(Dataset records)

..........

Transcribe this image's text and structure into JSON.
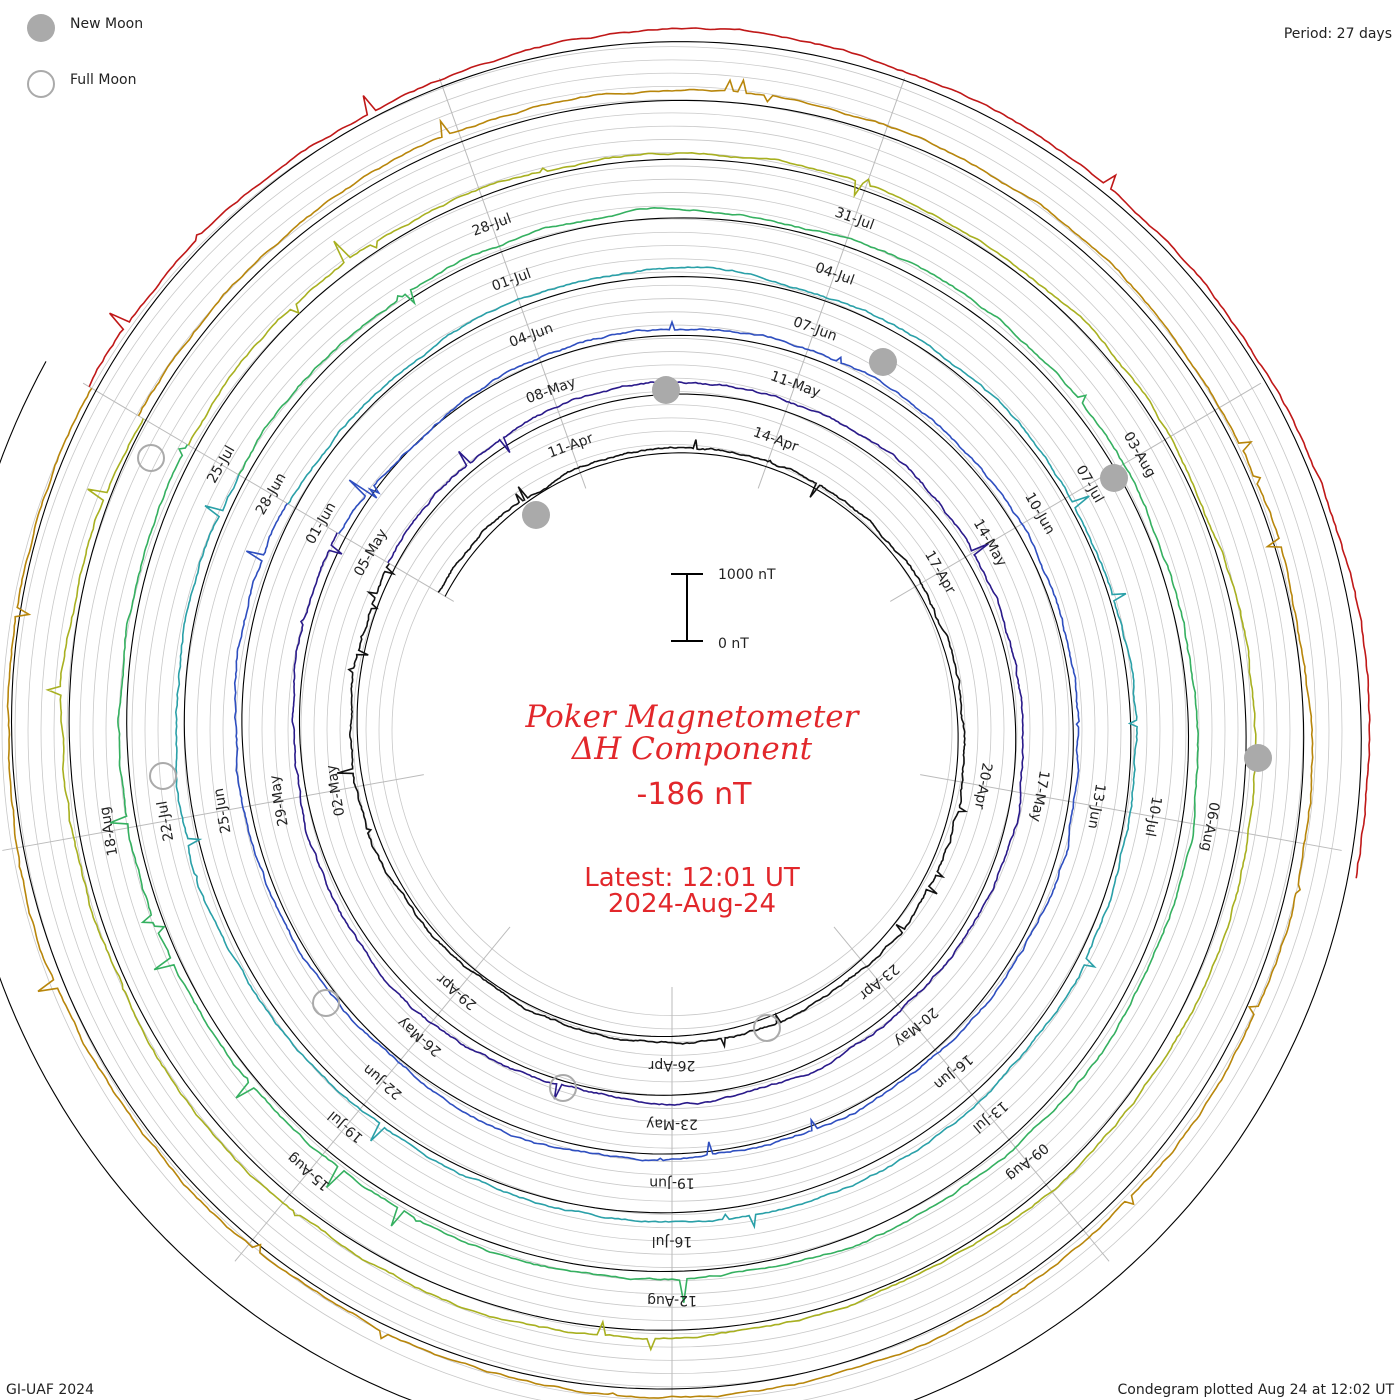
{
  "legend": {
    "new_moon": "New Moon",
    "full_moon": "Full Moon"
  },
  "period": "Period: 27 days",
  "footer_left": "GI-UAF 2024",
  "footer_right": "Condegram plotted Aug 24 at 12:02 UT",
  "scale_bar": {
    "top_label": "1000 nT",
    "bottom_label": "0 nT"
  },
  "center": {
    "title_line1": "Poker Magnetometer",
    "title_line2": "ΔH Component",
    "value": "-186 nT",
    "latest_line1": "Latest: 12:01 UT",
    "latest_line2": "2024-Aug-24"
  },
  "colors": {
    "new_moon": "#aaaaaa",
    "full_moon_stroke": "#aaaaaa",
    "ring": "#000000",
    "grid": "#c8c8c8",
    "text_red": "#e2272b",
    "spoke": "#bbbbbb"
  },
  "chart_data": {
    "type": "line",
    "title": "Poker Magnetometer ΔH Component",
    "period_days": 27,
    "units": "nT",
    "latest_value": -186,
    "scale_nT": [
      0,
      1000
    ],
    "rotations": [
      {
        "start": "2024-Apr-08",
        "color": "#111111",
        "date_labels": [
          "11-Apr",
          "14-Apr",
          "17-Apr",
          "20-Apr",
          "23-Apr",
          "26-Apr",
          "29-Apr",
          "02-May",
          "05-May"
        ]
      },
      {
        "start": "2024-May-05",
        "color": "#2a1a8a",
        "date_labels": [
          "08-May",
          "11-May",
          "14-May",
          "17-May",
          "20-May",
          "23-May",
          "26-May",
          "29-May",
          "01-Jun"
        ]
      },
      {
        "start": "2024-Jun-01",
        "color": "#2f4fc0",
        "date_labels": [
          "04-Jun",
          "07-Jun",
          "10-Jun",
          "13-Jun",
          "16-Jun",
          "19-Jun",
          "22-Jun",
          "25-Jun",
          "28-Jun"
        ]
      },
      {
        "start": "2024-Jun-28",
        "color": "#2aa0a8",
        "date_labels": [
          "01-Jul",
          "04-Jul",
          "07-Jul",
          "10-Jul",
          "13-Jul",
          "16-Jul",
          "19-Jul",
          "22-Jul",
          "25-Jul"
        ]
      },
      {
        "start": "2024-Jul-25",
        "color": "#35b060",
        "date_labels": [
          "28-Jul",
          "31-Jul",
          "03-Aug",
          "06-Aug",
          "09-Aug",
          "12-Aug",
          "15-Aug",
          "18-Aug"
        ]
      },
      {
        "start": "2024-Jul-25",
        "color": "#a8b020",
        "date_labels": []
      },
      {
        "start": "2024-Jul-25",
        "color": "#b8860b",
        "date_labels": []
      },
      {
        "start": "2024-Aug-21",
        "color": "#c01818",
        "date_labels": []
      }
    ],
    "new_moons": [
      "2024-Apr-08",
      "2024-May-08",
      "2024-Jun-06",
      "2024-Jul-05",
      "2024-Aug-04"
    ],
    "full_moons": [
      "2024-Apr-23",
      "2024-May-23",
      "2024-Jun-22",
      "2024-Jul-21",
      "2024-Aug-19"
    ]
  }
}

..........

What you are asked to do
Gather and return every line that holds the string "aaaaaa".

Complete answer
    "new_moon": "#aaaaaa",
    "full_moon_stroke": "#aaaaaa",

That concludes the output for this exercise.